*STATED EXERCISE:* Gather all lines containing the string "BHAUSAHEB" and copy them out.
====== SUPPLIED DATA
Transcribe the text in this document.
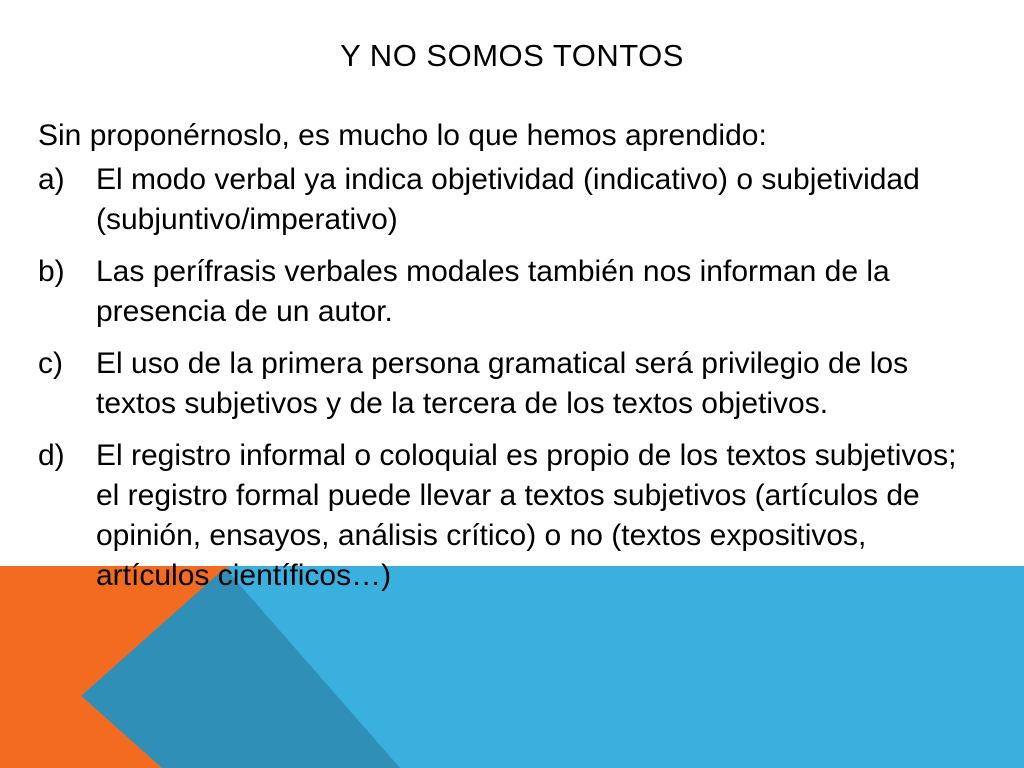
Y NO SOMOS TONTOS
Sin proponérnoslo, es mucho lo que hemos aprendido:
a)	El modo verbal ya indica objetividad (indicativo) o subjetividad (subjuntivo/imperativo)
b)	Las perífrasis verbales modales también nos informan de la presencia de un autor.
c)	El uso de la primera persona gramatical será privilegio de los textos subjetivos y de la tercera de los textos objetivos.
d)	El registro informal o coloquial es propio de los textos subjetivos; el registro formal puede llevar a textos subjetivos (artículos de opinión, ensayos, análisis crítico) o no (textos expositivos, artículos científicos…)
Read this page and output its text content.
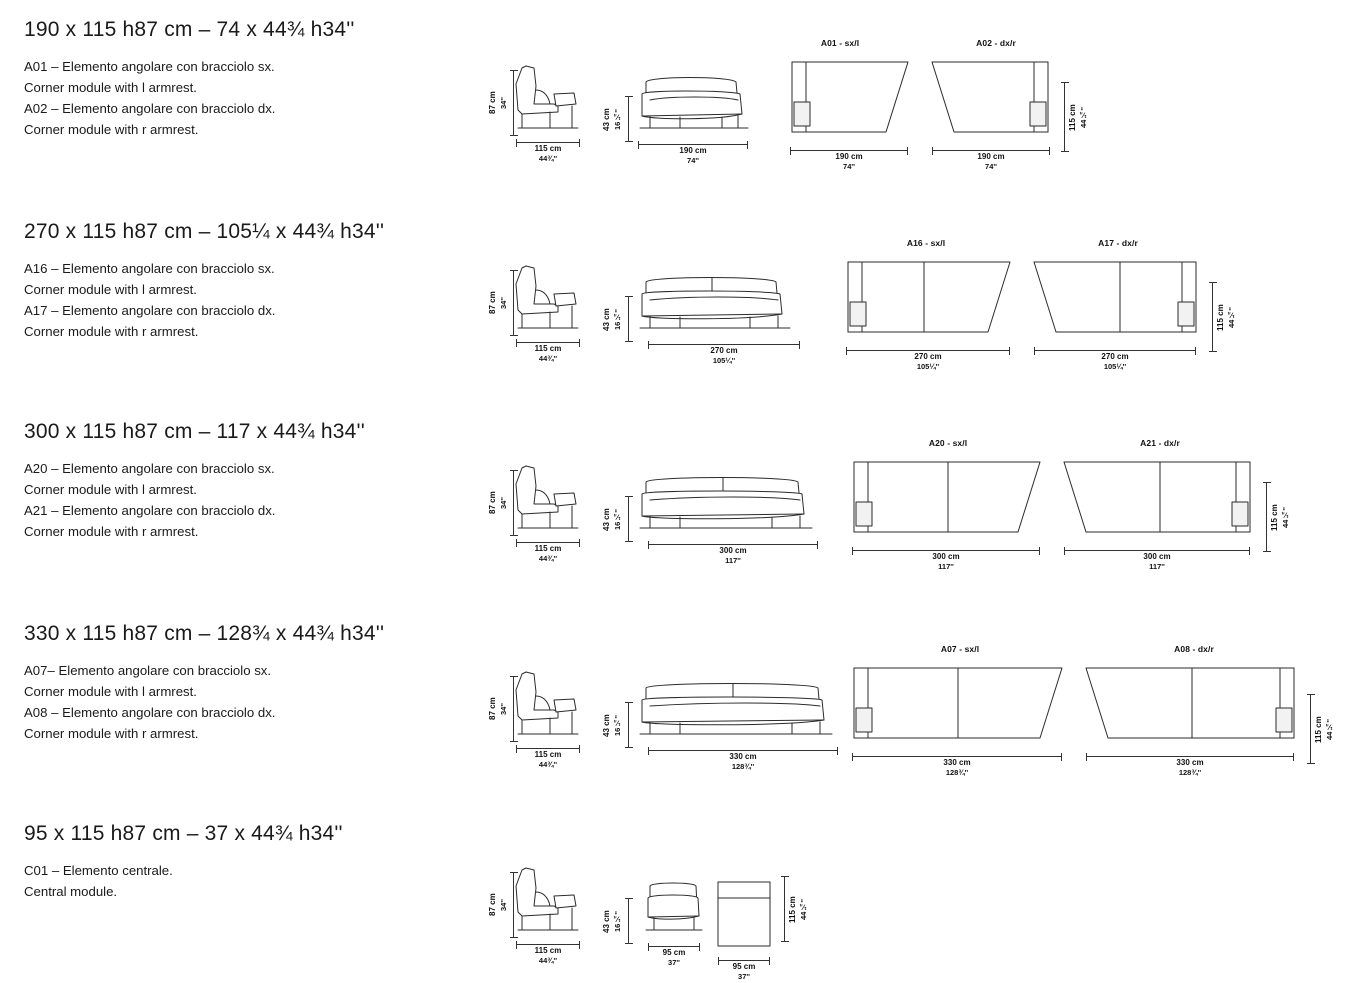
190 x 115 h87 cm – 74 x 44¾ h34''
A01 – Elemento angolare con bracciolo sx.
Corner module with l armrest.
A02 – Elemento angolare con bracciolo dx.
Corner module with r armrest.
87 cm 34''
115 cm
44¾''
43 cm 16¼''
190 cm
74''
A01 - sx/l
190 cm
74''
A02 - dx/r
190 cm
74''
115 cm 44¼''
270 x 115 h87 cm – 105¼ x 44¾ h34''
A16 – Elemento angolare con bracciolo sx.
Corner module with l armrest.
A17 – Elemento angolare con bracciolo dx.
Corner module with r armrest.
87 cm 34''
115 cm
44¾''
43 cm 16¼''
270 cm
105¼''
A16 - sx/l
270 cm
105¼''
A17 - dx/r
270 cm
105¼''
115 cm 44¼''
300 x 115 h87 cm – 117 x 44¾ h34''
A20 – Elemento angolare con bracciolo sx.
Corner module with l armrest.
A21 – Elemento angolare con bracciolo dx.
Corner module with r armrest.
87 cm 34''
115 cm
44¾''
43 cm 16¼''
300 cm
117''
A20 - sx/l
300 cm
117''
A21 - dx/r
300 cm
117''
115 cm 44¼''
330 x 115 h87 cm – 128¾ x 44¾ h34''
A07– Elemento angolare con bracciolo sx.
Corner module with l armrest.
A08 – Elemento angolare con bracciolo dx.
Corner module with r armrest.
87 cm 34''
115 cm
44¾''
43 cm 16¼''
330 cm
128¾''
A07 - sx/l
330 cm
128¾''
A08 - dx/r
330 cm
128¾''
115 cm 44¼''
95 x 115 h87 cm – 37 x 44¾ h34''
C01 – Elemento centrale.
Central module.
87 cm 34''
115 cm
44¾''
43 cm 16¼''
95 cm
37''	95 cm
37''
115 cm 44¼''
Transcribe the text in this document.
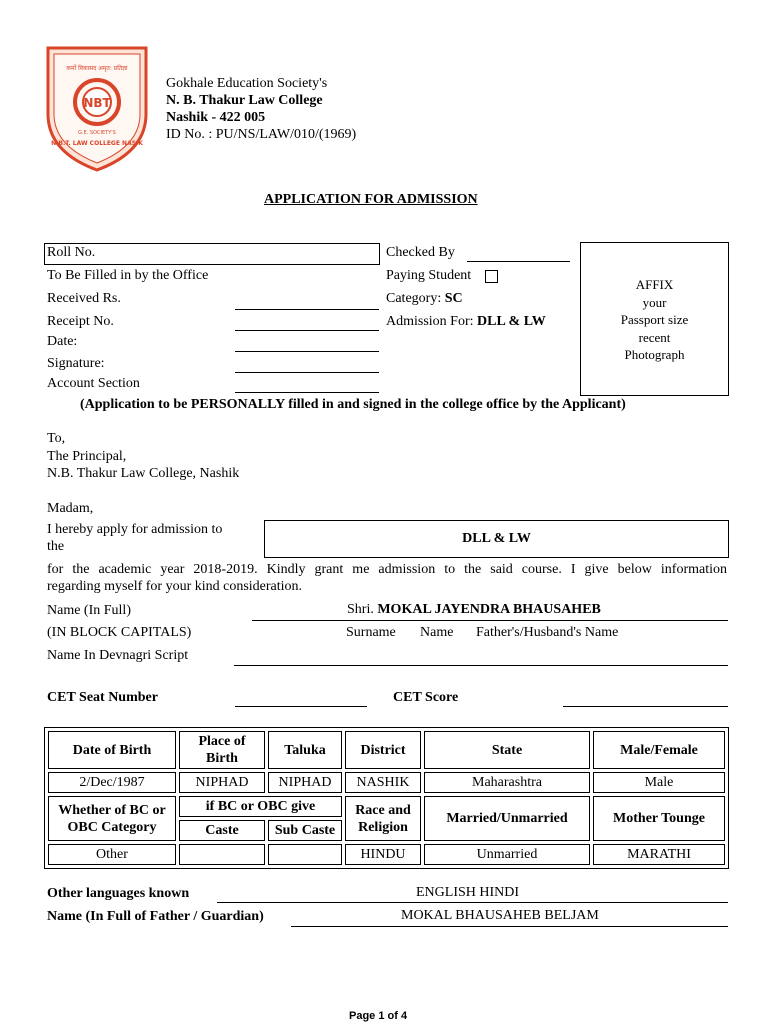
NBT
कर्मो विकासद अमृत: प्रतिज्ञा
G.E. SOCIETY'S
N.B.T. LAW COLLEGE NASIK
Gokhale Education Society's
N. B. Thakur Law College
Nashik - 422 005
ID No. : PU/NS/LAW/010/(1969)
APPLICATION FOR ADMISSION
Roll No.
To Be Filled in by the Office
Received Rs.
Receipt No.
Date:
Signature:
Account Section
Checked By
Paying Student
Category: SC
Admission For: DLL & LW
AFFIX
your
Passport size
recent
Photograph
(Application to be PERSONALLY filled in and signed in the college office by the Applicant)
To,
The Principal,
N.B. Thakur Law College, Nashik
Madam,
I hereby apply for admission to
the
DLL & LW
for the academic year 2018-2019. Kindly grant me admission to the said course. I give below information
regarding myself for your kind consideration.
Name (In Full)	Shri. MOKAL JAYENDRA BHAUSAHEB
(IN BLOCK CAPITALS)	Surname Name Father's/Husband's Name
Name In Devnagri Script
CET Seat Number	CET Score
Date of Birth	Place of Birth	Taluka	District	State	Male/Female
2/Dec/1987	NIPHAD	NIPHAD	NASHIK	Maharashtra	Male
Whether of BC or OBC Category	if BC or OBC give		Race and Religion	Married/Unmarried	Mother Tounge
	Caste	Sub Caste			
Other			HINDU	Unmarried	MARATHI
Other languages known	ENGLISH HINDI
Name (In Full of Father / Guardian)	MOKAL BHAUSAHEB BELJAM
Page 1 of 4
============
*EXERCISE RESPONSE:*
Name (In Full)	Shri. MOKAL JAYENDRA BHAUSAHEB
Name (In Full of Father / Guardian)	MOKAL BHAUSAHEB BELJAM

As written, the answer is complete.